_Work to do_
Leaving out all images, write out the records that follow exactly.

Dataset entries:
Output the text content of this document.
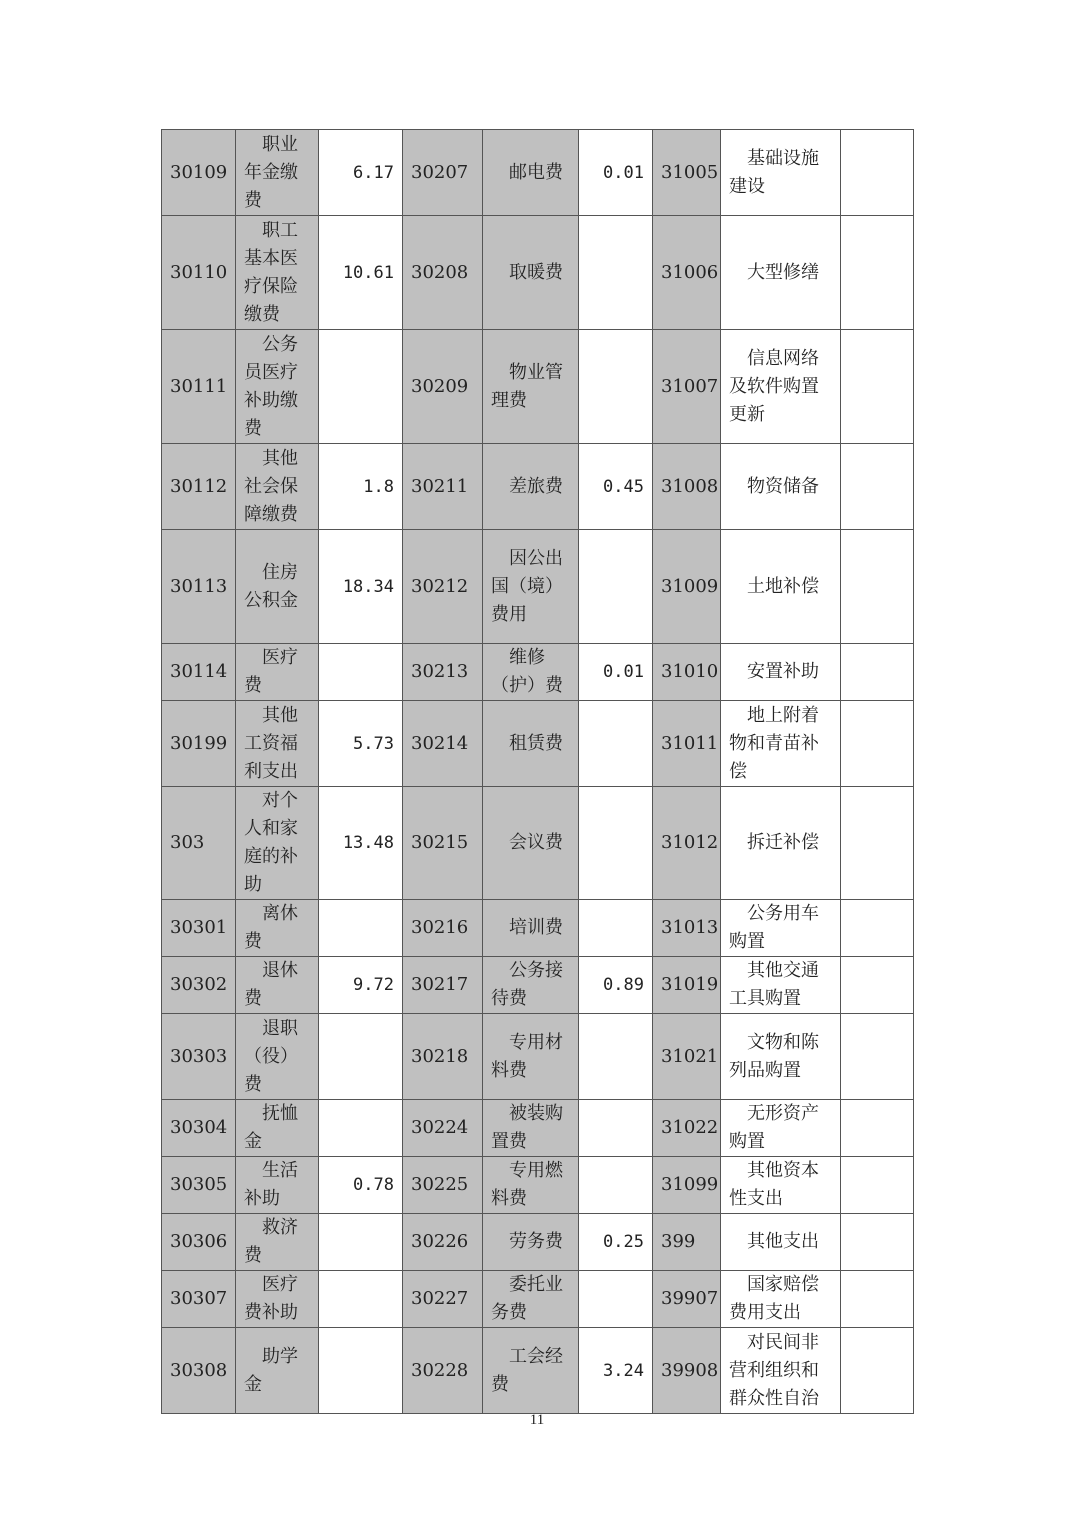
30109	职业年金缴费	6.17	30207	邮电费	0.01	31005	基础设施建设	
30110	职工基本医疗保险缴费	10.61	30208	取暖费		31006	大型修缮	
30111	公务员医疗补助缴费		30209	物业管理费		31007	信息网络及软件购置更新	
30112	其他社会保障缴费	1.8	30211	差旅费	0.45	31008	物资储备	
30113	住房公积金	18.34	30212	因公出国（境）费用		31009	土地补偿	
30114	医疗费		30213	维修（护）费	0.01	31010	安置补助	
30199	其他工资福利支出	5.73	30214	租赁费		31011	地上附着物和青苗补偿	
303	对个人和家庭的补助	13.48	30215	会议费		31012	拆迁补偿	
30301	离休费		30216	培训费		31013	公务用车购置	
30302	退休费	9.72	30217	公务接待费	0.89	31019	其他交通工具购置	
30303	退职（役）费		30218	专用材料费		31021	文物和陈列品购置	
30304	抚恤金		30224	被装购置费		31022	无形资产购置	
30305	生活补助	0.78	30225	专用燃料费		31099	其他资本性支出	
30306	救济费		30226	劳务费	0.25	399	其他支出	
30307	医疗费补助		30227	委托业务费		39907	国家赔偿费用支出	
30308	助学金		30228	工会经费	3.24	39908	对民间非营利组织和群众性自治	
11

_The reply_
Output the text content of this document.
30109	职业年金缴费	6.17	30207	邮电费	0.01	31005	基础设施建设	
30110	职工基本医疗保险缴费	10.61	30208	取暖费		31006	大型修缮	
30111	公务员医疗补助缴费		30209	物业管理费		31007	信息网络及软件购置更新	
30112	其他社会保障缴费	1.8	30211	差旅费	0.45	31008	物资储备	
30113	住房公积金	18.34	30212	因公出国（境）费用		31009	土地补偿	
30114	医疗费		30213	维修（护）费	0.01	31010	安置补助	
30199	其他工资福利支出	5.73	30214	租赁费		31011	地上附着物和青苗补偿	
303	对个人和家庭的补助	13.48	30215	会议费		31012	拆迁补偿	
30301	离休费		30216	培训费		31013	公务用车购置	
30302	退休费	9.72	30217	公务接待费	0.89	31019	其他交通工具购置	
30303	退职（役）费		30218	专用材料费		31021	文物和陈列品购置	
30304	抚恤金		30224	被装购置费		31022	无形资产购置	
30305	生活补助	0.78	30225	专用燃料费		31099	其他资本性支出	
30306	救济费		30226	劳务费	0.25	399	其他支出	
30307	医疗费补助		30227	委托业务费		39907	国家赔偿费用支出	
30308	助学金		30228	工会经费	3.24	39908	对民间非营利组织和群众性自治	
11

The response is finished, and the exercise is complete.